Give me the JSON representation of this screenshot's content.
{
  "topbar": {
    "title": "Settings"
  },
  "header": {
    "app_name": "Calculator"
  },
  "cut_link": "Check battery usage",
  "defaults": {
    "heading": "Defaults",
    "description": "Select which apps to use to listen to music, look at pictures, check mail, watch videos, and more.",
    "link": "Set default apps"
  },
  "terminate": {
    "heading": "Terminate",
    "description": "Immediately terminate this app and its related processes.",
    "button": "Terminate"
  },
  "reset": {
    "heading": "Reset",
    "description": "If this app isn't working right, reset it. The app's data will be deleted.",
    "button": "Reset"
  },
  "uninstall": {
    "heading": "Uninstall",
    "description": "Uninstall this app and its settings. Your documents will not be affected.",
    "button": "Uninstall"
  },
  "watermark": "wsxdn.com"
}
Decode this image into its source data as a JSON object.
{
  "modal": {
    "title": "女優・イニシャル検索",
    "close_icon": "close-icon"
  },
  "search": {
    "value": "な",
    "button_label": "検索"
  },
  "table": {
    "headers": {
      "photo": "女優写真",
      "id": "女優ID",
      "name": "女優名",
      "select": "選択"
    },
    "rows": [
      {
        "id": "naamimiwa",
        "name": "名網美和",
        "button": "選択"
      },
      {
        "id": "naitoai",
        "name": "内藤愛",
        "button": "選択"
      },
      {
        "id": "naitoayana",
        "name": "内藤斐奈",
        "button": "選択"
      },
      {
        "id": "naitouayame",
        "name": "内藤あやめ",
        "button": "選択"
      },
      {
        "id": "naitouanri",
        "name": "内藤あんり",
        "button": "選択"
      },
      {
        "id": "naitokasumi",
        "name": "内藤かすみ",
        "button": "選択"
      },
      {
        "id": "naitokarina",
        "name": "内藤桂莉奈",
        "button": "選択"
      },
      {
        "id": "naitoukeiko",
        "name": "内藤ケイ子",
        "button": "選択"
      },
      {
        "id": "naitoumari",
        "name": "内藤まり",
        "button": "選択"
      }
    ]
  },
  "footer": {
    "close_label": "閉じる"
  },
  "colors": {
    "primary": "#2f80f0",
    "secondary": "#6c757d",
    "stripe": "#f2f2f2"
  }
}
·····
Reproduce each line verbatim.

Give me the JSON representation of this screenshot's content.
{
  "topbar": {
    "title": "Settings"
  },
  "header": {
    "app_name": "Calculator"
  },
  "cut_link": "Check battery usage",
  "defaults": {
    "heading": "Defaults",
    "description": "Select which apps to use to listen to music, look at pictures, check mail, watch videos, and more.",
    "link": "Set default apps"
  },
  "terminate": {
    "heading": "Terminate",
    "description": "Immediately terminate this app and its related processes.",
    "button": "Terminate"
  },
  "reset": {
    "heading": "Reset",
    "description": "If this app isn't working right, reset it. The app's data will be deleted.",
    "button": "Reset"
  },
  "uninstall": {
    "heading": "Uninstall",
    "description": "Uninstall this app and its settings. Your documents will not be affected.",
    "button": "Uninstall"
  },
  "watermark": "wsxdn.com"
}
Decode this image into its source data as a JSON object.
{
  "modal": {
    "title": "女優・イニシャル検索",
    "close_icon": "close-icon"
  },
  "search": {
    "value": "な",
    "button_label": "検索"
  },
  "table": {
    "headers": {
      "photo": "女優写真",
      "id": "女優ID",
      "name": "女優名",
      "select": "選択"
    },
    "rows": [
      {
        "id": "naamimiwa",
        "name": "名網美和",
        "button": "選択"
      },
      {
        "id": "naitoai",
        "name": "内藤愛",
        "button": "選択"
      },
      {
        "id": "naitoayana",
        "name": "内藤斐奈",
        "button": "選択"
      },
      {
        "id": "naitouayame",
        "name": "内藤あやめ",
        "button": "選択"
      },
      {
        "id": "naitouanri",
        "name": "内藤あんり",
        "button": "選択"
      },
      {
        "id": "naitokasumi",
        "name": "内藤かすみ",
        "button": "選択"
      },
      {
        "id": "naitokarina",
        "name": "内藤桂莉奈",
        "button": "選択"
      },
      {
        "id": "naitoukeiko",
        "name": "内藤ケイ子",
        "button": "選択"
      },
      {
        "id": "naitoumari",
        "name": "内藤まり",
        "button": "選択"
      }
    ]
  },
  "footer": {
    "close_label": "閉じる"
  },
  "colors": {
    "primary": "#2f80f0",
    "secondary": "#6c757d",
    "stripe": "#f2f2f2"
  }
}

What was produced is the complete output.